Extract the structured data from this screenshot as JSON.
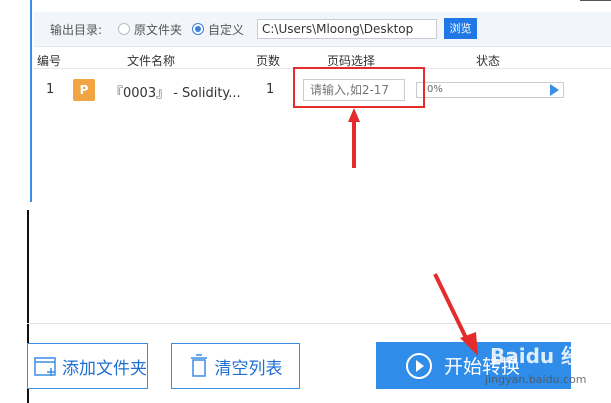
{
  "output": {
    "label": "输出目录:",
    "option_original": "原文件夹",
    "option_custom": "自定义",
    "selected": "自定义",
    "path_value": "C:\\Users\\Mloong\\Desktop",
    "browse_label": "浏览"
  },
  "table": {
    "headers": [
      "编号",
      "文件名称",
      "页数",
      "页码选择",
      "状态"
    ],
    "rows": [
      {
        "index": "1",
        "file_icon_letter": "P",
        "file_name": "『0003』 - Solidity...",
        "pages": "1",
        "page_select_placeholder": "请输入,如2-17",
        "status_progress": "0%"
      }
    ]
  },
  "buttons": {
    "add_folder": "添加文件夹",
    "clear_list": "清空列表",
    "start": "开始转换"
  },
  "watermark": {
    "text": "Baidu 经验",
    "url": "jingyan.baidu.com"
  },
  "colors": {
    "accent": "#1f78e6",
    "annotation_red": "#e52b2b",
    "file_icon": "#f0a443"
  }
}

# Job
Reproduce all of the material above word for word. Omit the pictures.

# Expected answer
Extract the structured data from this screenshot as JSON.
{
  "output": {
    "label": "输出目录:",
    "option_original": "原文件夹",
    "option_custom": "自定义",
    "selected": "自定义",
    "path_value": "C:\\Users\\Mloong\\Desktop",
    "browse_label": "浏览"
  },
  "table": {
    "headers": [
      "编号",
      "文件名称",
      "页数",
      "页码选择",
      "状态"
    ],
    "rows": [
      {
        "index": "1",
        "file_icon_letter": "P",
        "file_name": "『0003』 - Solidity...",
        "pages": "1",
        "page_select_placeholder": "请输入,如2-17",
        "status_progress": "0%"
      }
    ]
  },
  "buttons": {
    "add_folder": "添加文件夹",
    "clear_list": "清空列表",
    "start": "开始转换"
  },
  "watermark": {
    "text": "Baidu 经验",
    "url": "jingyan.baidu.com"
  },
  "colors": {
    "accent": "#1f78e6",
    "annotation_red": "#e52b2b",
    "file_icon": "#f0a443"
  }
}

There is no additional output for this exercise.